* Start *

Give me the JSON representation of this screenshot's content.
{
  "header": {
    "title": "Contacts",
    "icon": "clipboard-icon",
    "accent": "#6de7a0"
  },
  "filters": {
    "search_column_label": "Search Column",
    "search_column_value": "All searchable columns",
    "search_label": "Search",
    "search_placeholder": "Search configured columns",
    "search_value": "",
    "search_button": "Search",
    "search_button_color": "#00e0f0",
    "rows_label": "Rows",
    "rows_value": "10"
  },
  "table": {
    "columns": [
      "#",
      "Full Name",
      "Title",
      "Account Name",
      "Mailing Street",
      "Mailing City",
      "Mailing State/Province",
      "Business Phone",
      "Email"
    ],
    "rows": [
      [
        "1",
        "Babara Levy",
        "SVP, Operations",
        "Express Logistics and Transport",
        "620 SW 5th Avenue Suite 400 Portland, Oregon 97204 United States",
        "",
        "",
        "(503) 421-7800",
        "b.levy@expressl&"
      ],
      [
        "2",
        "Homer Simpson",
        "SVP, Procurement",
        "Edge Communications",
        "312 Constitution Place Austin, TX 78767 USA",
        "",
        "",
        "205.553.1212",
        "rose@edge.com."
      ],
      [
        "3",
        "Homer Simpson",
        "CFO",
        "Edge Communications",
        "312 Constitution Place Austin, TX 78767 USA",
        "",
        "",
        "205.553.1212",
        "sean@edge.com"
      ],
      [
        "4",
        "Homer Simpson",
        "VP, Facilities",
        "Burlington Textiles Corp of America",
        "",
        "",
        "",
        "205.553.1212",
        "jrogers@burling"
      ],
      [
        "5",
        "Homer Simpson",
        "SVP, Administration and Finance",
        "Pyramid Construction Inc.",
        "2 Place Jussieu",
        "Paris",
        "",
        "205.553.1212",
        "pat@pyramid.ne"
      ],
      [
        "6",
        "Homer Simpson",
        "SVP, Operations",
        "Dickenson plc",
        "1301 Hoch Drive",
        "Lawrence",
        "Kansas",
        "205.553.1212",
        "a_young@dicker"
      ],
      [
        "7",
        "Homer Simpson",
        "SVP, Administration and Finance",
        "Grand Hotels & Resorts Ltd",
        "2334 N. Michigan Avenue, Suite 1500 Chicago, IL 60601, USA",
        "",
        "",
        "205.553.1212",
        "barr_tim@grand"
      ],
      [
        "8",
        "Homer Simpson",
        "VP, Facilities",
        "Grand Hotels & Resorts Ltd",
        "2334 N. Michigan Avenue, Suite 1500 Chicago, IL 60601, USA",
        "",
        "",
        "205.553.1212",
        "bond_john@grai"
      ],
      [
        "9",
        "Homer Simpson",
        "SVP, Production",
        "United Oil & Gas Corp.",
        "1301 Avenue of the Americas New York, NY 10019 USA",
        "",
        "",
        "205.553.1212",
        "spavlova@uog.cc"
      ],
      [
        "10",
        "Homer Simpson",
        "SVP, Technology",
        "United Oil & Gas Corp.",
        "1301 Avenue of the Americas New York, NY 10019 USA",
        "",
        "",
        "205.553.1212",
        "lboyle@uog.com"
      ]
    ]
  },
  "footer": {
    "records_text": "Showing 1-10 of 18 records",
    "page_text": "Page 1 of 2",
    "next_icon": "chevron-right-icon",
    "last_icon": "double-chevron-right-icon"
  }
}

* End *

**OBJECTIVE**.
Once more, set down the full listing, verbatim.

**EXERCISE OUTPUT**.
Give me the JSON representation of this screenshot's content.
{
  "header": {
    "title": "Contacts",
    "icon": "clipboard-icon",
    "accent": "#6de7a0"
  },
  "filters": {
    "search_column_label": "Search Column",
    "search_column_value": "All searchable columns",
    "search_label": "Search",
    "search_placeholder": "Search configured columns",
    "search_value": "",
    "search_button": "Search",
    "search_button_color": "#00e0f0",
    "rows_label": "Rows",
    "rows_value": "10"
  },
  "table": {
    "columns": [
      "#",
      "Full Name",
      "Title",
      "Account Name",
      "Mailing Street",
      "Mailing City",
      "Mailing State/Province",
      "Business Phone",
      "Email"
    ],
    "rows": [
      [
        "1",
        "Babara Levy",
        "SVP, Operations",
        "Express Logistics and Transport",
        "620 SW 5th Avenue Suite 400 Portland, Oregon 97204 United States",
        "",
        "",
        "(503) 421-7800",
        "b.levy@expressl&"
      ],
      [
        "2",
        "Homer Simpson",
        "SVP, Procurement",
        "Edge Communications",
        "312 Constitution Place Austin, TX 78767 USA",
        "",
        "",
        "205.553.1212",
        "rose@edge.com."
      ],
      [
        "3",
        "Homer Simpson",
        "CFO",
        "Edge Communications",
        "312 Constitution Place Austin, TX 78767 USA",
        "",
        "",
        "205.553.1212",
        "sean@edge.com"
      ],
      [
        "4",
        "Homer Simpson",
        "VP, Facilities",
        "Burlington Textiles Corp of America",
        "",
        "",
        "",
        "205.553.1212",
        "jrogers@burling"
      ],
      [
        "5",
        "Homer Simpson",
        "SVP, Administration and Finance",
        "Pyramid Construction Inc.",
        "2 Place Jussieu",
        "Paris",
        "",
        "205.553.1212",
        "pat@pyramid.ne"
      ],
      [
        "6",
        "Homer Simpson",
        "SVP, Operations",
        "Dickenson plc",
        "1301 Hoch Drive",
        "Lawrence",
        "Kansas",
        "205.553.1212",
        "a_young@dicker"
      ],
      [
        "7",
        "Homer Simpson",
        "SVP, Administration and Finance",
        "Grand Hotels & Resorts Ltd",
        "2334 N. Michigan Avenue, Suite 1500 Chicago, IL 60601, USA",
        "",
        "",
        "205.553.1212",
        "barr_tim@grand"
      ],
      [
        "8",
        "Homer Simpson",
        "VP, Facilities",
        "Grand Hotels & Resorts Ltd",
        "2334 N. Michigan Avenue, Suite 1500 Chicago, IL 60601, USA",
        "",
        "",
        "205.553.1212",
        "bond_john@grai"
      ],
      [
        "9",
        "Homer Simpson",
        "SVP, Production",
        "United Oil & Gas Corp.",
        "1301 Avenue of the Americas New York, NY 10019 USA",
        "",
        "",
        "205.553.1212",
        "spavlova@uog.cc"
      ],
      [
        "10",
        "Homer Simpson",
        "SVP, Technology",
        "United Oil & Gas Corp.",
        "1301 Avenue of the Americas New York, NY 10019 USA",
        "",
        "",
        "205.553.1212",
        "lboyle@uog.com"
      ]
    ]
  },
  "footer": {
    "records_text": "Showing 1-10 of 18 records",
    "page_text": "Page 1 of 2",
    "next_icon": "chevron-right-icon",
    "last_icon": "double-chevron-right-icon"
  }
}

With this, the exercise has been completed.